Stored items:
_ _ _ _ _ _ _
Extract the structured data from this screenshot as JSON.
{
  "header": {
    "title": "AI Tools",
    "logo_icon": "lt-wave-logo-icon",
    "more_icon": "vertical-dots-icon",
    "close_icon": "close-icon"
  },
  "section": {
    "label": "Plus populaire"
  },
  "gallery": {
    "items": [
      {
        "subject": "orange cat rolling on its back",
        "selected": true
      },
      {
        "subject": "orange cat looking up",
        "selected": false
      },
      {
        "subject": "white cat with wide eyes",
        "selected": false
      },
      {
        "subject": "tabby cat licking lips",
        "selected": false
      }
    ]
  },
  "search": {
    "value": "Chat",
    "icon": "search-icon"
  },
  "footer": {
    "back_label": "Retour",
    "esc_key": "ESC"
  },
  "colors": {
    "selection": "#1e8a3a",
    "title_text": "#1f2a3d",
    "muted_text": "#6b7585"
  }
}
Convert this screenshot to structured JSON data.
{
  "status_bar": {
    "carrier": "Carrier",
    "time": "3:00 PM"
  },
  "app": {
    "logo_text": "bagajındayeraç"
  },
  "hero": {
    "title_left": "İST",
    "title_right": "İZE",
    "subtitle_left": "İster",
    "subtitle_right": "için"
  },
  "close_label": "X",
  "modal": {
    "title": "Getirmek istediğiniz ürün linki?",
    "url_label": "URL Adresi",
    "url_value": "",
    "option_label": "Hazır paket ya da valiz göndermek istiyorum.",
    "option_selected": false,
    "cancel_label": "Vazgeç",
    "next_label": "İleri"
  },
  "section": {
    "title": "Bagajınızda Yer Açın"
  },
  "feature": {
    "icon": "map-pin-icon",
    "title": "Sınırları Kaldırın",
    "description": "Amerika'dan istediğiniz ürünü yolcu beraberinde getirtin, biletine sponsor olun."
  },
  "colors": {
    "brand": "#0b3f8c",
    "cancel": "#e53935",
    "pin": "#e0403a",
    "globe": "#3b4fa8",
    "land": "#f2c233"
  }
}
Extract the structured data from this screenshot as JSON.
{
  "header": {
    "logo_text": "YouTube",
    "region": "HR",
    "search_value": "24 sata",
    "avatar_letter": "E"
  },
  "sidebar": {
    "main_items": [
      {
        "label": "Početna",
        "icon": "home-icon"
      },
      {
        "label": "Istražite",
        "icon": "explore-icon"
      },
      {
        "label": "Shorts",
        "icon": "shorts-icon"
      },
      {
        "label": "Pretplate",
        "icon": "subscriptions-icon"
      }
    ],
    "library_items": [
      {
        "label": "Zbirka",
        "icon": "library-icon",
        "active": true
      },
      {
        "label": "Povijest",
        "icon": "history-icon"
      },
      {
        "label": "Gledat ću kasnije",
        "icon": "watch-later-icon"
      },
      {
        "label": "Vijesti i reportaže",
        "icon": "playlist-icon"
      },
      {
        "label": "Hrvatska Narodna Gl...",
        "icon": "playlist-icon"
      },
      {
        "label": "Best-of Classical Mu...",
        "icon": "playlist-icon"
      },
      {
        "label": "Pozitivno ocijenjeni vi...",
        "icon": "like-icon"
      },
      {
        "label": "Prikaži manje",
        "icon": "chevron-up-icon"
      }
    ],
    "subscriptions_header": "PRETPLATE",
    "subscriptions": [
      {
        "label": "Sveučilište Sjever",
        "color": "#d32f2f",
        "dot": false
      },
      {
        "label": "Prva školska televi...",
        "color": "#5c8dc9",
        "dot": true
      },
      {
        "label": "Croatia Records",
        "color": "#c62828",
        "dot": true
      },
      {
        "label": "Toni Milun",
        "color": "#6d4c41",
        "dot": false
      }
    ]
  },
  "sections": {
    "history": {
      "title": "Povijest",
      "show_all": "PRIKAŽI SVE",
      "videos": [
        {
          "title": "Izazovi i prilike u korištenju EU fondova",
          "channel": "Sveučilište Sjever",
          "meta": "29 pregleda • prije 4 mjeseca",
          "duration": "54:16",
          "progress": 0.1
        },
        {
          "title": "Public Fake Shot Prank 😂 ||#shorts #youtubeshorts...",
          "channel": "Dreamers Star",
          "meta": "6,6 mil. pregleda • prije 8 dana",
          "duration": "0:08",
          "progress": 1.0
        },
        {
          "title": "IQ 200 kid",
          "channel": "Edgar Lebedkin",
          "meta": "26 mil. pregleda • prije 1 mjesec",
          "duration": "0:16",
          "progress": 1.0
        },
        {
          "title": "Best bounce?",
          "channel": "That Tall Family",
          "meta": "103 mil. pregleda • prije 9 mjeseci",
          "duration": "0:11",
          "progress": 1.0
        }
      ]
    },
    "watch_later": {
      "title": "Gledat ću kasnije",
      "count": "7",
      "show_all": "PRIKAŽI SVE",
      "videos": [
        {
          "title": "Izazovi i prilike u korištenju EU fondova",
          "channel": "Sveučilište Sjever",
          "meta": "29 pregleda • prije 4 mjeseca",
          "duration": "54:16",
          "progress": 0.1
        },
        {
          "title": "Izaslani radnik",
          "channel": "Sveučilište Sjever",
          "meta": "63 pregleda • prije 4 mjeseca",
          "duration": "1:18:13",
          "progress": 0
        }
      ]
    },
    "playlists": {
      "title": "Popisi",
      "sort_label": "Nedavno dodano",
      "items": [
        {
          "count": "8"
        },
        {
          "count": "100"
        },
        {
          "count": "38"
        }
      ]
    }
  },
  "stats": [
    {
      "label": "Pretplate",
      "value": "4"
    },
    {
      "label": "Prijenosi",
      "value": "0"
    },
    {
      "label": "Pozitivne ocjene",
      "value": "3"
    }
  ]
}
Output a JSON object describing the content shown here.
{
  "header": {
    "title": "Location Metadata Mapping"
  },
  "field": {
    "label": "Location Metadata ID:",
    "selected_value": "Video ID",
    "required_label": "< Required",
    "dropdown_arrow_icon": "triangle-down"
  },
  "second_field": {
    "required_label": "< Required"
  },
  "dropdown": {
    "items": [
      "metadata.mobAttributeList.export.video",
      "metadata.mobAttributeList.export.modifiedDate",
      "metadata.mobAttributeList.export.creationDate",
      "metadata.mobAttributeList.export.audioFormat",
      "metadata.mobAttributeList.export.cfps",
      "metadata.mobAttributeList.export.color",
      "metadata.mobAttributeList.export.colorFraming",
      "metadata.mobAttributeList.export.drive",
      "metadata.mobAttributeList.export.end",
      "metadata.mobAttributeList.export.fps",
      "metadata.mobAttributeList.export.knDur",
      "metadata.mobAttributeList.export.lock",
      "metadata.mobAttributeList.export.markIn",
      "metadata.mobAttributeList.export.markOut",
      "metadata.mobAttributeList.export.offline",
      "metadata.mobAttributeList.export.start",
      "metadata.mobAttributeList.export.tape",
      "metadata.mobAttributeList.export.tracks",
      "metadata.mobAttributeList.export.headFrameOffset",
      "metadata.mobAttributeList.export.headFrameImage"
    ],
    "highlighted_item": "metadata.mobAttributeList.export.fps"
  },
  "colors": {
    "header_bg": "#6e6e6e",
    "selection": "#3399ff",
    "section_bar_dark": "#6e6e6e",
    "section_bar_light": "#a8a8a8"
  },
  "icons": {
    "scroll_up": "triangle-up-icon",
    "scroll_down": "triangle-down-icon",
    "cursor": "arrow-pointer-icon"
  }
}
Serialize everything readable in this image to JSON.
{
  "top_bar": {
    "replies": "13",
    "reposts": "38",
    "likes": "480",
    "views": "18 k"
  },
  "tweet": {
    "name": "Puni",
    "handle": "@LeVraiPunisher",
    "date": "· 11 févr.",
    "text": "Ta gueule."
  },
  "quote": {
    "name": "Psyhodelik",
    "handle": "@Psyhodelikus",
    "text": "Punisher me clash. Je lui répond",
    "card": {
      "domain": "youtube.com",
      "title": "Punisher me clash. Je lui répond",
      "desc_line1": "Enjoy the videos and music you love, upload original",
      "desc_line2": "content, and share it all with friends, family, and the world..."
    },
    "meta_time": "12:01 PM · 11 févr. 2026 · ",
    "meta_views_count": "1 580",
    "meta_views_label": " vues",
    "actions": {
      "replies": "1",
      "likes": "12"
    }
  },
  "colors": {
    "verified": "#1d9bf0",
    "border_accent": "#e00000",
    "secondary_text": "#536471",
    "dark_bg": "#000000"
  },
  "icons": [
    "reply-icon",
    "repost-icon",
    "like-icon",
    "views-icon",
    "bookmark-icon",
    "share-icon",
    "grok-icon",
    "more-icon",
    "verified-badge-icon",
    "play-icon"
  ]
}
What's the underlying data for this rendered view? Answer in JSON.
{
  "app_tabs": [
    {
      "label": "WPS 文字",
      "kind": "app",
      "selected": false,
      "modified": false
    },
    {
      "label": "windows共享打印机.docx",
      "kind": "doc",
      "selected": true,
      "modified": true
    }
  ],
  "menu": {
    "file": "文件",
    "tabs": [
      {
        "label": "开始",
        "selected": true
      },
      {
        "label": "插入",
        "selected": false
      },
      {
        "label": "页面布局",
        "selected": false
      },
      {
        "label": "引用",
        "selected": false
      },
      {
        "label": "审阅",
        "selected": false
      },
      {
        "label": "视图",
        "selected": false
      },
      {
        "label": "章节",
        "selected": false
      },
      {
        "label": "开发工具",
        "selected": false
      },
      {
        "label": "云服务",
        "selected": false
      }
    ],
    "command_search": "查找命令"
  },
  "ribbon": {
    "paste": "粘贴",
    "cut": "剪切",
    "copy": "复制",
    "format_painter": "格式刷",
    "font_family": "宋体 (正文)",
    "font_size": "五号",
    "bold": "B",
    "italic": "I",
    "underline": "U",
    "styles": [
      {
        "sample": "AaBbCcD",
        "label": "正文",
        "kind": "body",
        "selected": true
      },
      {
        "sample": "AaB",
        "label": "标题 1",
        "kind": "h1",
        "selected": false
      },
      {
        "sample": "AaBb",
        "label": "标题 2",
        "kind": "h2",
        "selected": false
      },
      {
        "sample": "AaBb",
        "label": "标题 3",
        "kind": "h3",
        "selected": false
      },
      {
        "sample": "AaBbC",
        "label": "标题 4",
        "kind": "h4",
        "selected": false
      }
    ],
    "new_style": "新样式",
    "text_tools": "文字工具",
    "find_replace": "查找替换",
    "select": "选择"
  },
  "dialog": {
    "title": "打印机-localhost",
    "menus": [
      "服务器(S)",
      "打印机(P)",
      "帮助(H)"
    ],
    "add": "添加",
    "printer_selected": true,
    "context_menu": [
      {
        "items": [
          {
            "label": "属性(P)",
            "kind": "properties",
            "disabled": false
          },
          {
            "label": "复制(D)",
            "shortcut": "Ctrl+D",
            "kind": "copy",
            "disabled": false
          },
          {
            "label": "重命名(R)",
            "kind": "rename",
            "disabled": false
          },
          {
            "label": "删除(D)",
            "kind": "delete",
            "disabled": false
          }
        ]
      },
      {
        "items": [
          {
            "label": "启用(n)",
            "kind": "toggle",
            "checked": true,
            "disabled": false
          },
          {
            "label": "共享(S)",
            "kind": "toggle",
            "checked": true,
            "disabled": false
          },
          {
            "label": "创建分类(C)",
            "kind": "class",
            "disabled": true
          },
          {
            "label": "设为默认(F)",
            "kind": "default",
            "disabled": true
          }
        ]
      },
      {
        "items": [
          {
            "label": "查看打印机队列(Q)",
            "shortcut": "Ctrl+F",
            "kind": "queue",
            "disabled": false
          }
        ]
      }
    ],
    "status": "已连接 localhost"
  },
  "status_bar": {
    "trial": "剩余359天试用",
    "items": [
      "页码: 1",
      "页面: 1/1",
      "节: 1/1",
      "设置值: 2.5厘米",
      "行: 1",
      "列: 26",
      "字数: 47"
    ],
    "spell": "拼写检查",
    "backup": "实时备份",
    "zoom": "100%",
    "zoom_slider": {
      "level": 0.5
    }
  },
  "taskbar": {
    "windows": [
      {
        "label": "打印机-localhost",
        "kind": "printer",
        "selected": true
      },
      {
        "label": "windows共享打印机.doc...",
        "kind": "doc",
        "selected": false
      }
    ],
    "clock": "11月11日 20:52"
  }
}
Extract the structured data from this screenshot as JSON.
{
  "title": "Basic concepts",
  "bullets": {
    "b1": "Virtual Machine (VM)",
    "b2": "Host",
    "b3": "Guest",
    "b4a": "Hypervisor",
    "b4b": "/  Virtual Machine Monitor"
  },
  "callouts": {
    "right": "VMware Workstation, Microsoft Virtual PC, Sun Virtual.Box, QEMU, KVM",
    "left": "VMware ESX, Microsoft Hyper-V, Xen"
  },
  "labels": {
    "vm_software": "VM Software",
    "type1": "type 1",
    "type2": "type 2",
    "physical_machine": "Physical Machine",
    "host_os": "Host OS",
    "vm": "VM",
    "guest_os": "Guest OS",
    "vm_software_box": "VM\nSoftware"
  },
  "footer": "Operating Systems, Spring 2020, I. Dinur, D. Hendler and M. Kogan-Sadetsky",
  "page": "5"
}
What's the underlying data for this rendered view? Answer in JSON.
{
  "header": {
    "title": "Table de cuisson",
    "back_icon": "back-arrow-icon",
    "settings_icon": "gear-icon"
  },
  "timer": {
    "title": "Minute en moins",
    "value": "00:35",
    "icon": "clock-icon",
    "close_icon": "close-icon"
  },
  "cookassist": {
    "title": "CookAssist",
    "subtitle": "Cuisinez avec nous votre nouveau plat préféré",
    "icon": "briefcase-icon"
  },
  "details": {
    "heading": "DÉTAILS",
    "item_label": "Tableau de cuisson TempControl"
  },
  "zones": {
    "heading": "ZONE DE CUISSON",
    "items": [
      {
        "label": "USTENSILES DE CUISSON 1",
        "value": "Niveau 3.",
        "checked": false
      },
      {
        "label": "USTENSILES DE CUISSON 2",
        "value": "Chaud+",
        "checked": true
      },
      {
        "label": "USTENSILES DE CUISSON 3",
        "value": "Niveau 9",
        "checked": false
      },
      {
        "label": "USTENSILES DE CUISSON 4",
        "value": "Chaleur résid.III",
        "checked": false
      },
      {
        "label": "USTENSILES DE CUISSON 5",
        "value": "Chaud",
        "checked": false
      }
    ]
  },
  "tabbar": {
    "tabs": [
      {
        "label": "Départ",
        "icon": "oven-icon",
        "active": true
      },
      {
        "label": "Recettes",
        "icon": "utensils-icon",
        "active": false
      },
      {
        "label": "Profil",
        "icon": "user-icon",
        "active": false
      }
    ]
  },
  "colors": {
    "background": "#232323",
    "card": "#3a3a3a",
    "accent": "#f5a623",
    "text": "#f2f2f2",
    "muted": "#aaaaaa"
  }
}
_ _ _ _ _ _ _
#### [WHAT TO PRODUCE]
Go through the listing above and locate each line that holds the word "répond". Copy those lines.

#### [SOLUTION TO THE PROBLEM]
    "text": "Punisher me clash. Je lui répond",
      "title": "Punisher me clash. Je lui répond",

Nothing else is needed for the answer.